RECORD SET START
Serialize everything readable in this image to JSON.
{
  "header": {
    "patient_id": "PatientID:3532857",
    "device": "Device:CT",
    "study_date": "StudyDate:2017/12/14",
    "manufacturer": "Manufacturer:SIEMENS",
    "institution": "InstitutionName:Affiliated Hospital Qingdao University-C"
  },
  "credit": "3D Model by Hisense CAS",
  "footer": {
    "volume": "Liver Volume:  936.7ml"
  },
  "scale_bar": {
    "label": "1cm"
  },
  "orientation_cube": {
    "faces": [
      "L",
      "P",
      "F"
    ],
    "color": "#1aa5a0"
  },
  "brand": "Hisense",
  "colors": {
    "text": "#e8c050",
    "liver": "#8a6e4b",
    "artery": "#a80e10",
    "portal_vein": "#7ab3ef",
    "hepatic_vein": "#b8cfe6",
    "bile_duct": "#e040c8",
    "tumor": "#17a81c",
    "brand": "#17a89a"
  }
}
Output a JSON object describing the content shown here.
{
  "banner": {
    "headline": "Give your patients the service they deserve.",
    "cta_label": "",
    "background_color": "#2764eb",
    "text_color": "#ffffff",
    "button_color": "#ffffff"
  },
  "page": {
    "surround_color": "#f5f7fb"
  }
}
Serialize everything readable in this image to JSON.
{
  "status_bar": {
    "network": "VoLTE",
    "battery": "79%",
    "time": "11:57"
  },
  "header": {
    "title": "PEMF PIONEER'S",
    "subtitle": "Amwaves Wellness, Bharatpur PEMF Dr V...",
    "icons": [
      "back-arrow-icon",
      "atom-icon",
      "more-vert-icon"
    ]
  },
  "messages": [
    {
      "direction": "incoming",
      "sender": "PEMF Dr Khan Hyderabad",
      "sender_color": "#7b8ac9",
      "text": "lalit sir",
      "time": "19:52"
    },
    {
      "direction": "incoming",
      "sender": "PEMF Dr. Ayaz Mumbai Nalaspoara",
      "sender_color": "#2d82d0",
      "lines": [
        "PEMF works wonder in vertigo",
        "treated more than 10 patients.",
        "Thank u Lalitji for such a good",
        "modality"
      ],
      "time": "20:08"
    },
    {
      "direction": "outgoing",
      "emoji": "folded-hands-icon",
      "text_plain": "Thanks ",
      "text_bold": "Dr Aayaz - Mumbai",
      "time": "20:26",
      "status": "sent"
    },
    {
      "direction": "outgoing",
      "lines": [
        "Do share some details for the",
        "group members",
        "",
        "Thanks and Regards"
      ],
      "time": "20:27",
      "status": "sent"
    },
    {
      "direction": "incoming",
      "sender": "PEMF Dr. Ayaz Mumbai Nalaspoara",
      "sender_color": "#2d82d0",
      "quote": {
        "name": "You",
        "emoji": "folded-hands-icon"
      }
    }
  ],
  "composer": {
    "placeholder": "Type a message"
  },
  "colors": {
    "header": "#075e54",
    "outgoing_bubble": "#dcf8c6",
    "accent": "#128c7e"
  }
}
RECORD SET END
RECORD SET START
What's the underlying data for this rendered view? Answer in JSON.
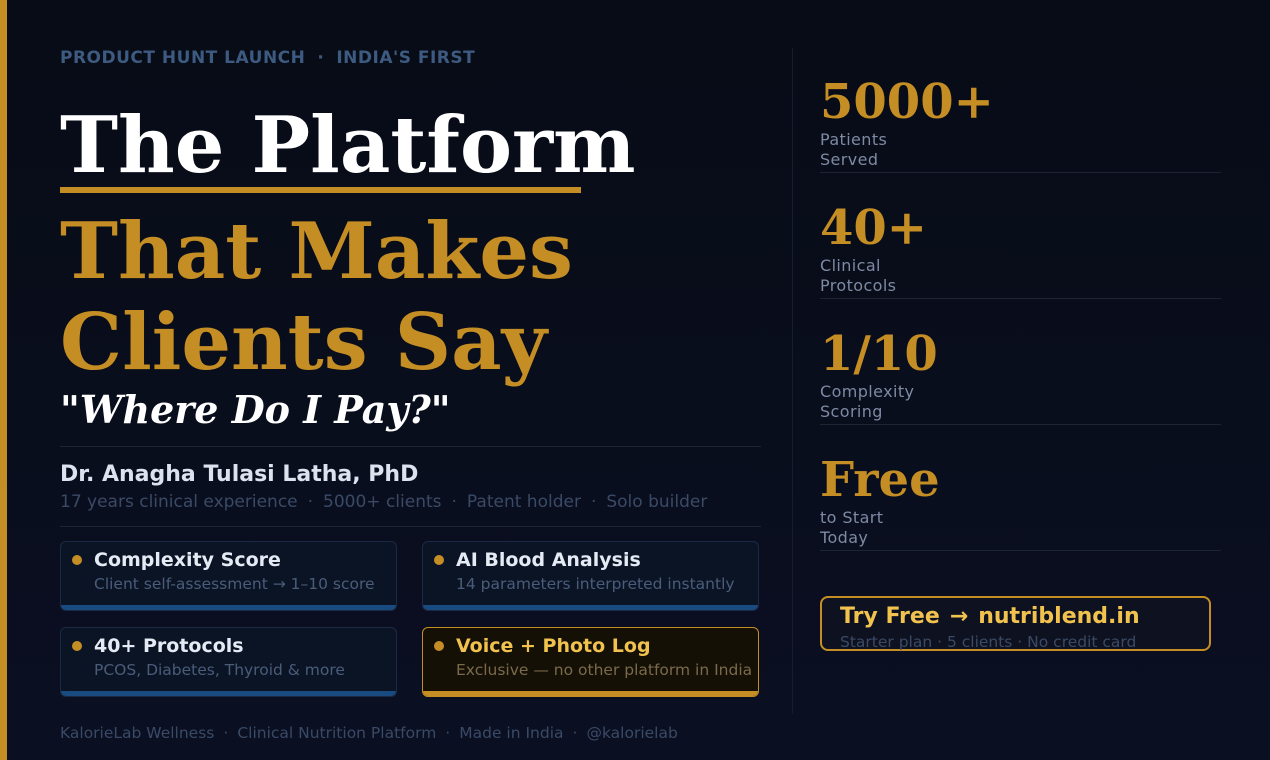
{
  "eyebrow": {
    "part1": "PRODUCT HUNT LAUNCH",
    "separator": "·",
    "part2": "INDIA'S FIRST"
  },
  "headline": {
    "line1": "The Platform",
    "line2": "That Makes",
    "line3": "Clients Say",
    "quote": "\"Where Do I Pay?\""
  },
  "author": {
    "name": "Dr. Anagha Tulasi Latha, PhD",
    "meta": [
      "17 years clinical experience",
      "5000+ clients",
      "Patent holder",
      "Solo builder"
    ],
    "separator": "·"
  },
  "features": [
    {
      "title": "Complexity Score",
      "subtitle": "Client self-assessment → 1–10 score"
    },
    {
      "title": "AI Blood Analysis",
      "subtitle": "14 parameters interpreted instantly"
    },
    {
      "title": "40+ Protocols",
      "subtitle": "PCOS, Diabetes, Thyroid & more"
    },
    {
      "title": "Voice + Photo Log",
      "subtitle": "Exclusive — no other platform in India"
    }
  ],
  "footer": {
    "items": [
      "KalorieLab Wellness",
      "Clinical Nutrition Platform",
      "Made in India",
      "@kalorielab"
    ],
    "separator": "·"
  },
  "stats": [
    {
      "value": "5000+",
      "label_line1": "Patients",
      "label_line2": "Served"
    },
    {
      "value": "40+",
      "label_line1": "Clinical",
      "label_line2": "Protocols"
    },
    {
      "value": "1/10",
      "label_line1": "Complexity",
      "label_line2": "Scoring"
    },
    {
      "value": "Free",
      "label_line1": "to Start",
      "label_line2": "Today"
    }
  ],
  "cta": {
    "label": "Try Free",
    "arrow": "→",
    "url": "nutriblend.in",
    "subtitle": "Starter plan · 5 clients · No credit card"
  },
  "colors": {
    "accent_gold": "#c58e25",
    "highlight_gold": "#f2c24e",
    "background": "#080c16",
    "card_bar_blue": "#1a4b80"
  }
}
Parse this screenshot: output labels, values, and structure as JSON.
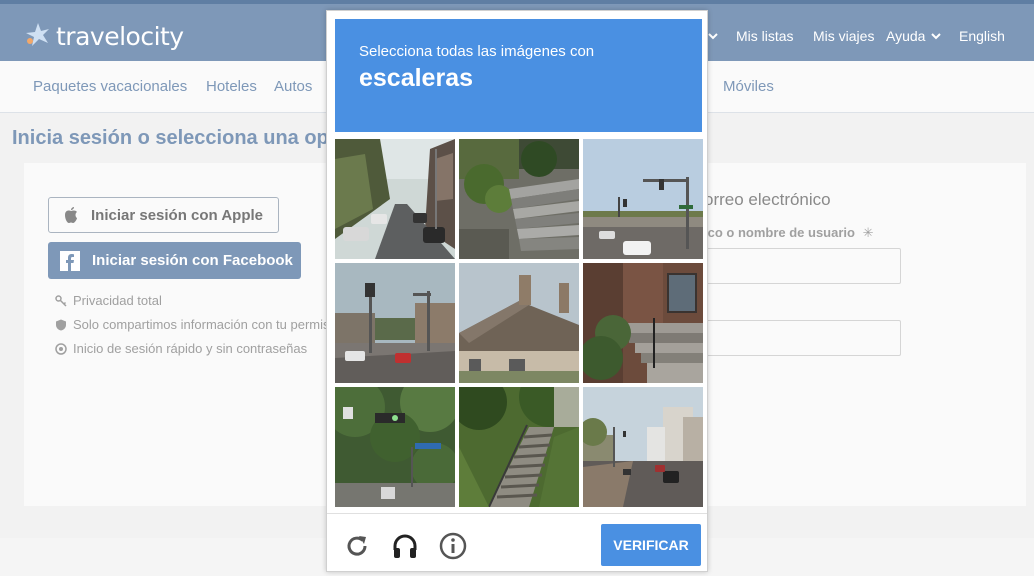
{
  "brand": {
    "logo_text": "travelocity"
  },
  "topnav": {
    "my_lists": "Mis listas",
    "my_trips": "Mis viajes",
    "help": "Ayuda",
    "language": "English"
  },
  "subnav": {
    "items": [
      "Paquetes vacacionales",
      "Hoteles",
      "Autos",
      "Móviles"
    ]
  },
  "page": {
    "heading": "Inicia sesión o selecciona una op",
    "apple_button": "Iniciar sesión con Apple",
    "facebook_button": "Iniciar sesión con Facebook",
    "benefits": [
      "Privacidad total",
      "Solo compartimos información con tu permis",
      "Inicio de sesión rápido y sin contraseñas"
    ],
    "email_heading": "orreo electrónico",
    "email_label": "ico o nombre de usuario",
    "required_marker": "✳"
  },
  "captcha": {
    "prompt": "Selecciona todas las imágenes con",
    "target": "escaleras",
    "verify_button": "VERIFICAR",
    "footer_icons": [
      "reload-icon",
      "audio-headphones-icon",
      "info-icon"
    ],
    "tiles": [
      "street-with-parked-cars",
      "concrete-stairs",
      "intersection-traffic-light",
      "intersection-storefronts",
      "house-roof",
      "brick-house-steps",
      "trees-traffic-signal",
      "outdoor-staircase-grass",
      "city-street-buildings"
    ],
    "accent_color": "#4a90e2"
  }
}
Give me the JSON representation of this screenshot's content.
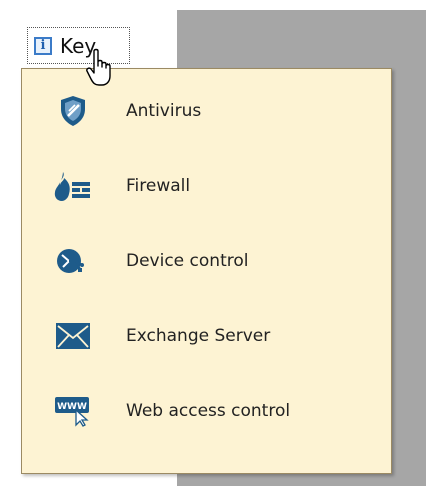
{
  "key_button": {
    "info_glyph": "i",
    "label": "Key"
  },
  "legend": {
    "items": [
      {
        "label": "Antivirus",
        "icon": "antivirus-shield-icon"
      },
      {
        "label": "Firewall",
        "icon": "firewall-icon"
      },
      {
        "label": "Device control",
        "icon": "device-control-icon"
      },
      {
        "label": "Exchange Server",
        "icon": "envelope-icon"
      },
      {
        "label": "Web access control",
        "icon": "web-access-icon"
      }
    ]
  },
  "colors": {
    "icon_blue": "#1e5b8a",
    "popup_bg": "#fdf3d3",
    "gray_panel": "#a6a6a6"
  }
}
RECORD SET END
- [WHAT THIS TASK INVOLVES] Count how many lines in the entries contain "Wellness", then state that number alone.

- [EXERCISE OUTPUT] 2